SET TASK » Below are records; count the lines that contain "Temp" and give only the total.

-- Start --

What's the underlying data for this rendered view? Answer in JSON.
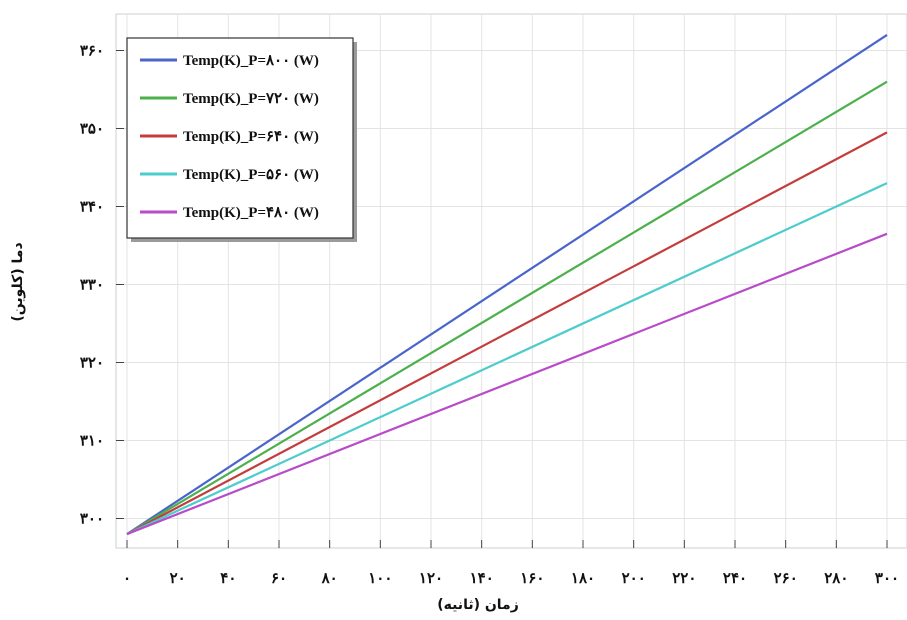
{
  "chart_data": {
    "type": "line",
    "xlabel": "زمان (ثانیه)",
    "ylabel": "دما (کلوین)",
    "x_ticks": [
      {
        "value": 0,
        "label": "۰"
      },
      {
        "value": 20,
        "label": "۲۰"
      },
      {
        "value": 40,
        "label": "۴۰"
      },
      {
        "value": 60,
        "label": "۶۰"
      },
      {
        "value": 80,
        "label": "۸۰"
      },
      {
        "value": 100,
        "label": "۱۰۰"
      },
      {
        "value": 120,
        "label": "۱۲۰"
      },
      {
        "value": 140,
        "label": "۱۴۰"
      },
      {
        "value": 160,
        "label": "۱۶۰"
      },
      {
        "value": 180,
        "label": "۱۸۰"
      },
      {
        "value": 200,
        "label": "۲۰۰"
      },
      {
        "value": 220,
        "label": "۲۲۰"
      },
      {
        "value": 240,
        "label": "۲۴۰"
      },
      {
        "value": 260,
        "label": "۲۶۰"
      },
      {
        "value": 280,
        "label": "۲۸۰"
      },
      {
        "value": 300,
        "label": "۳۰۰"
      }
    ],
    "y_ticks": [
      {
        "value": 300,
        "label": "۳۰۰"
      },
      {
        "value": 310,
        "label": "۳۱۰"
      },
      {
        "value": 320,
        "label": "۳۲۰"
      },
      {
        "value": 330,
        "label": "۳۳۰"
      },
      {
        "value": 340,
        "label": "۳۴۰"
      },
      {
        "value": 350,
        "label": "۳۵۰"
      },
      {
        "value": 360,
        "label": "۳۶۰"
      }
    ],
    "grid": true,
    "legend_position": "top-left",
    "series": [
      {
        "name": "Temp(K)_P=۸۰۰ (W)",
        "color": "#4a64cc",
        "x": [
          0,
          300
        ],
        "y": [
          298,
          362
        ]
      },
      {
        "name": "Temp(K)_P=۷۲۰ (W)",
        "color": "#4cb04c",
        "x": [
          0,
          300
        ],
        "y": [
          298,
          356
        ]
      },
      {
        "name": "Temp(K)_P=۶۴۰ (W)",
        "color": "#c43c3c",
        "x": [
          0,
          300
        ],
        "y": [
          298,
          349.5
        ]
      },
      {
        "name": "Temp(K)_P=۵۶۰ (W)",
        "color": "#4ccccc",
        "x": [
          0,
          300
        ],
        "y": [
          298,
          343
        ]
      },
      {
        "name": "Temp(K)_P=۴۸۰ (W)",
        "color": "#b84cc8",
        "x": [
          0,
          300
        ],
        "y": [
          298,
          336.5
        ]
      }
    ]
  }
}
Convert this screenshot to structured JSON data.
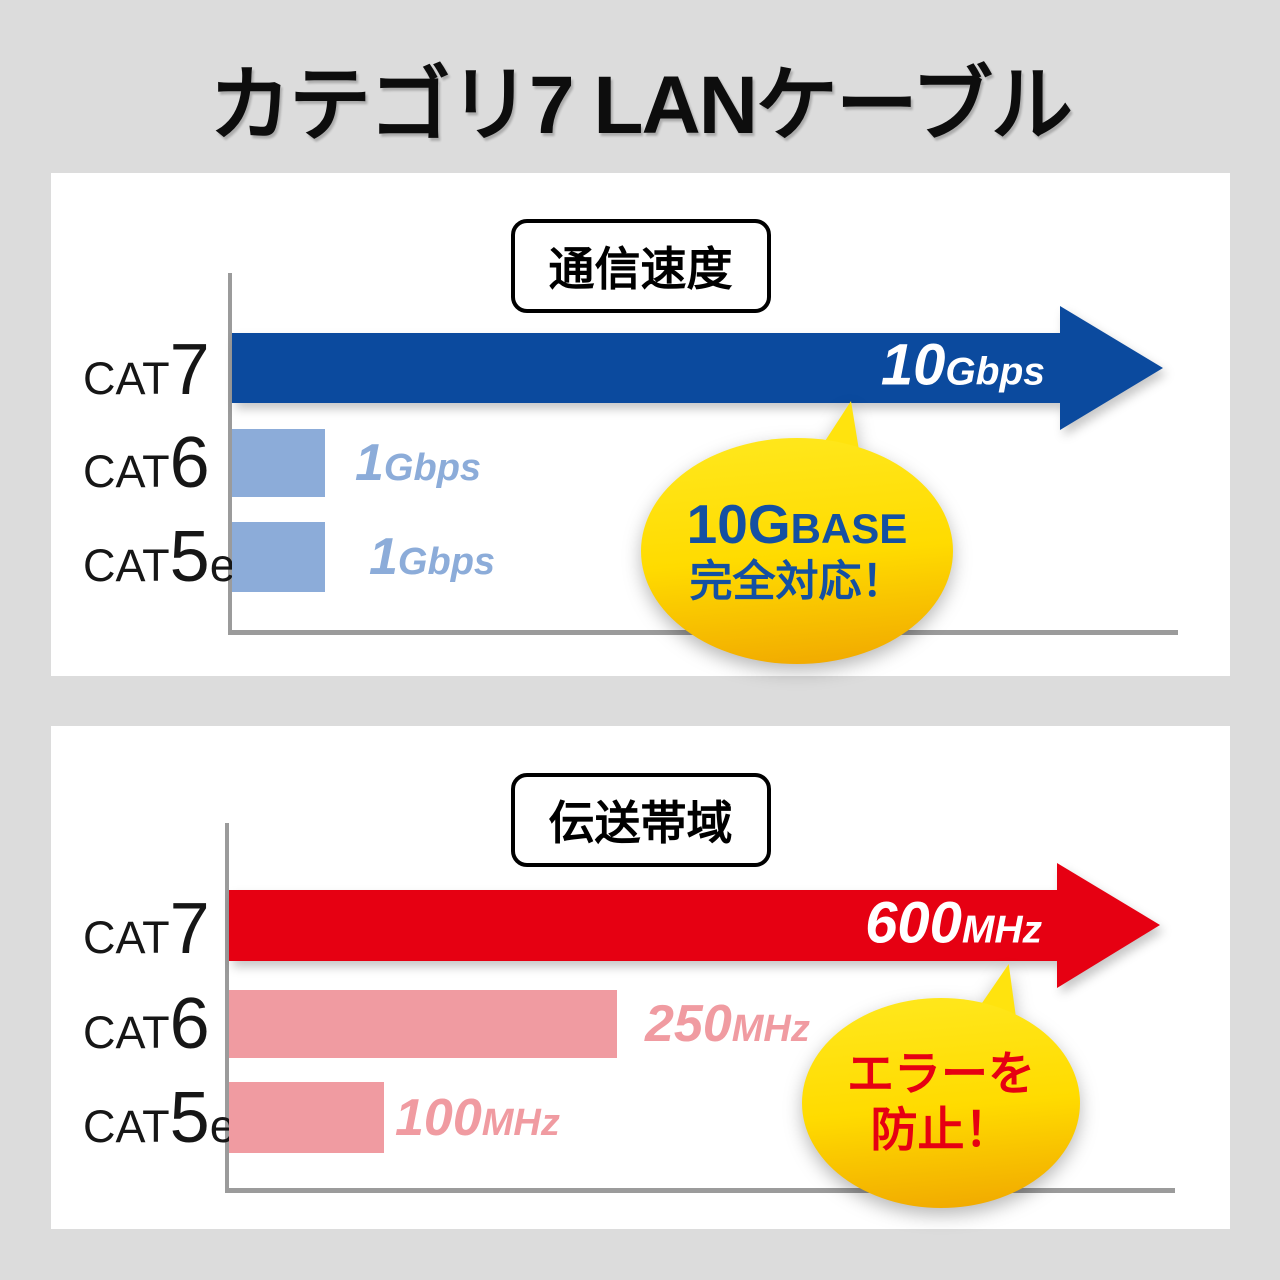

-- End --

THE COMPLETED TASK » 5